* _STATED GOAL_
Which lines have the string "linjen"? Copy all of them from the entries below.
#### DATA FOR THIS TASK
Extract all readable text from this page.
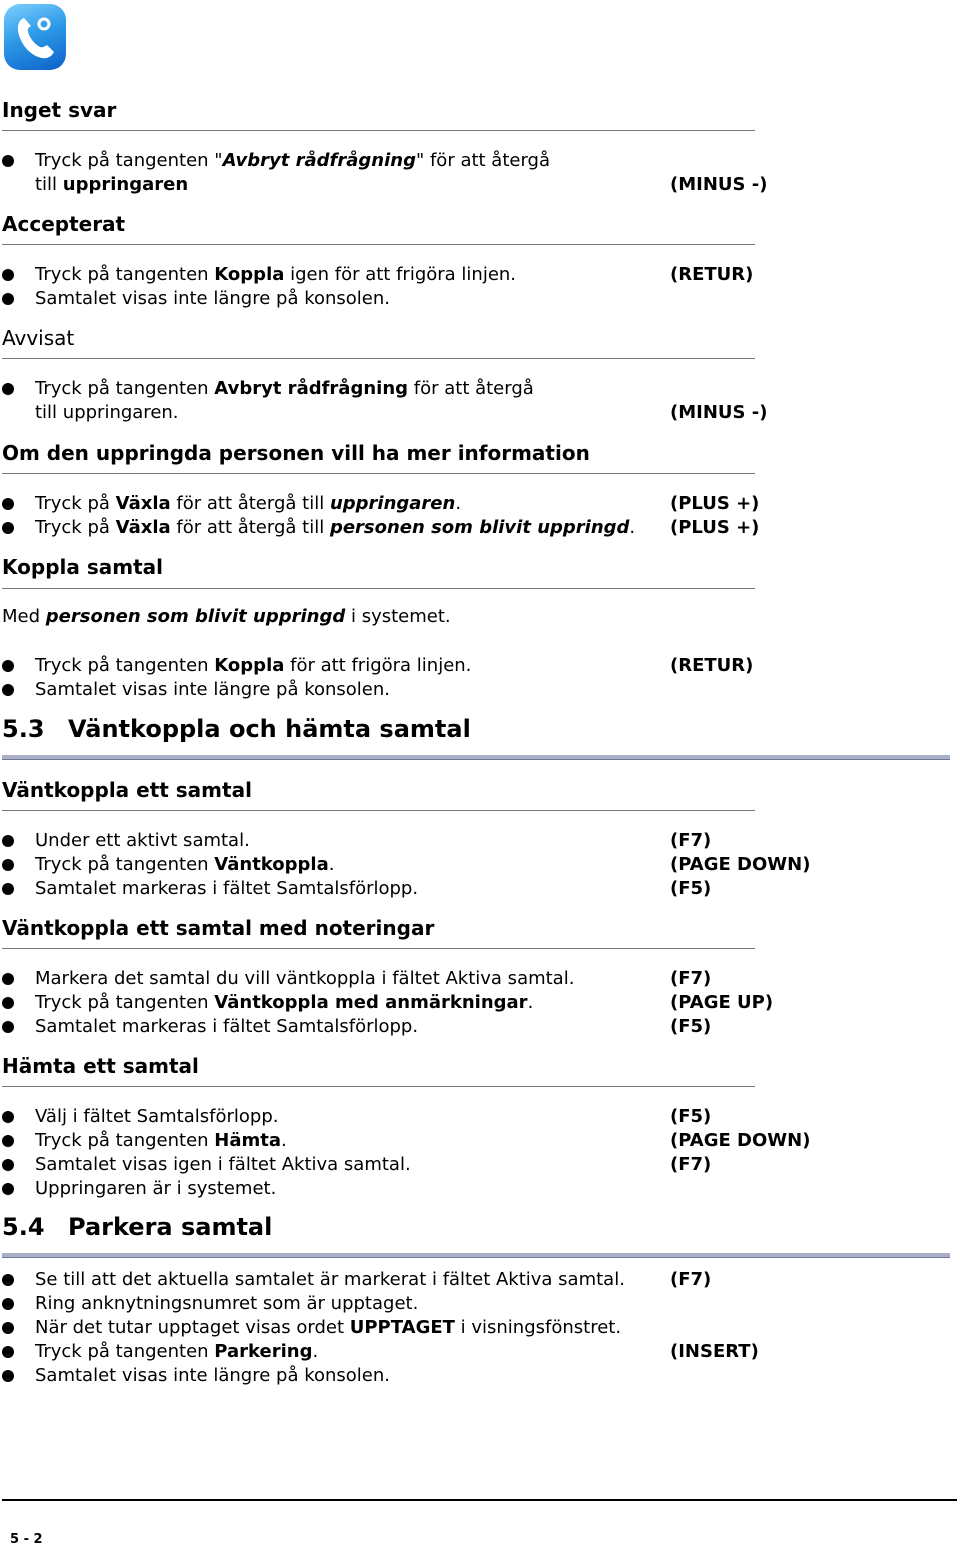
Inget svar
Tryck på tangenten "Avbryt rådfrågning" för att återgå
till uppringaren	(MINUS -)
Accepterat
Tryck på tangenten Koppla igen för att frigöra linjen.	(RETUR)
Samtalet visas inte längre på konsolen.
Avvisat
Tryck på tangenten Avbryt rådfrågning för att återgå
till uppringaren.	(MINUS -)
Om den uppringda personen vill ha mer information
Tryck på Växla för att återgå till uppringaren.	(PLUS +)
Tryck på Växla för att återgå till personen som blivit uppringd. (PLUS +)
Koppla samtal
Med personen som blivit uppringd i systemet.
Tryck på tangenten Koppla för att frigöra linjen.	(RETUR)
Samtalet visas inte längre på konsolen.
5.3 Väntkoppla och hämta samtal
Väntkoppla ett samtal
Under ett aktivt samtal.	(F7)
Tryck på tangenten Väntkoppla.	(PAGE DOWN)
Samtalet markeras i fältet Samtalsförlopp.	(F5)
Väntkoppla ett samtal med noteringar
Markera det samtal du vill väntkoppla i fältet Aktiva samtal.	(F7)
Tryck på tangenten Väntkoppla med anmärkningar.	(PAGE UP)
Samtalet markeras i fältet Samtalsförlopp.	(F5)
Hämta ett samtal
Välj i fältet Samtalsförlopp.	(F5)
Tryck på tangenten Hämta.	(PAGE DOWN)
Samtalet visas igen i fältet Aktiva samtal.	(F7)
Uppringaren är i systemet.
5.4 Parkera samtal
Se till att det aktuella samtalet är markerat i fältet Aktiva samtal.	(F7)
Ring anknytningsnumret som är upptaget.
När det tutar upptaget visas ordet UPPTAGET i visningsfönstret.
Tryck på tangenten Parkering.	(INSERT)
Samtalet visas inte längre på konsolen.
5 - 2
########
* _FINAL RESULT_
Tryck på tangenten Koppla igen för att frigöra linjen.	(RETUR)
Tryck på tangenten Koppla för att frigöra linjen.	(RETUR)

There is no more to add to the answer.